▶ 练习任务
[a] 请重写正文中以“在人类思想发展史中,久负盛名”开头、以“人文精神的契合具有重要意义。”结尾的部分，并把其中的“普通群众”换成“平民大众”。
[b] 下列说法是否与正文相符？请逐条回答“是”或“否”，并引用正文中起决定作用的原话。(i) 社会中的多数人属于有机知识分子。(ii) 在现代性话语中，文本被视为代言载体中的最佳选择。(iii) 打工文学被看作无声者自我发声的重要方式之一。

▶ 文档正文
====

复旦大学中国语言文学系 上海 200433

现代性话语中的沉默与表达
——论无声者的存在、被代言与自我发声

王越凡

复旦大学中国语言文学系 上海 200433

在人类思想发展史中,久负盛名的知识分子们共同构成了葛兰西所谓的“有机知识分子”,成为了人类智慧结晶的主要发声者。然而,社会中的多数人是与有机知识分子这一群体相对立的普通群众。尽管数量庞大,但这些普通群众通常只能成为无声者,主动或被动地依托有机知识分子来为自己代言。在现代性话语中,文本是所有代言载体中的最佳选择,而“打工文学”作为无声者的重要自我发声方式之一,对现代物质社会与人文精神的契合具有重要意义。

现代性话语;有机知识分子;无声者;代言;打工文学

当我们谈论西方美学时,从苏格拉底到亚里士多德,从康德到黑格尔,众多已经被谈论了成百上千年的名字一次又一次出现于对话中;当我们谈论东方儒家,孔孟、程朱、陆王也早已成为绕不开去的名字。皇皇著述沉重了历史,也沉淀了著书论说者的声名。这一现象很容易引出一个结论,即这些哲学家/思想家们(或者不妨用葛兰西(Antonio Gramsci)在《狱中札记》中提出的概念来指称他们:有机知识分子(Organic Intellectuals)[1])成为了历史进程中,那些人类智慧之结晶的主要发声者。

====

▶ 数据部分
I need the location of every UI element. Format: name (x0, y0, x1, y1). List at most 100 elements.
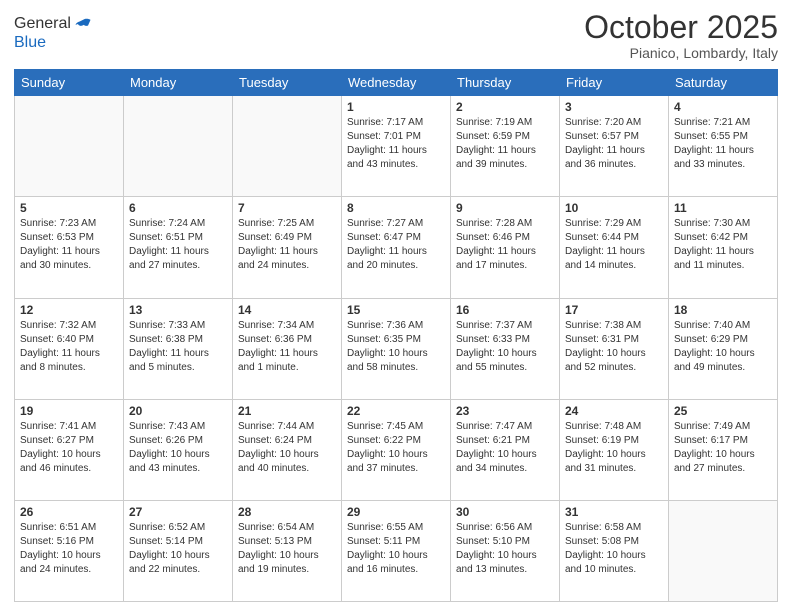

====

▶ 练习答案
[a]
在人类思想发展史中,久负盛名的知识分子们共同构成了葛兰西所谓的“有机知识分子”,成为了人类智慧结晶的主要发声者。然而,社会中的多数人是与有机知识分子这一群体相对立的平民大众。尽管数量庞大,但这些平民大众通常只能成为无声者,主动或被动地依托有机知识分子来为自己代言。在现代性话语中,文本是所有代言载体中的最佳选择,而“打工文学”作为无声者的重要自我发声方式之一,对现代物质社会与人文精神的契合具有重要意义。

[b]
(i) 否：“社会中的多数人是与有机知识分子这一群体相对立的普通群众”
(ii) 是：“文本是所有代言载体中的最佳选择”
(iii) 是：“无声者的重要自我发声方式之一”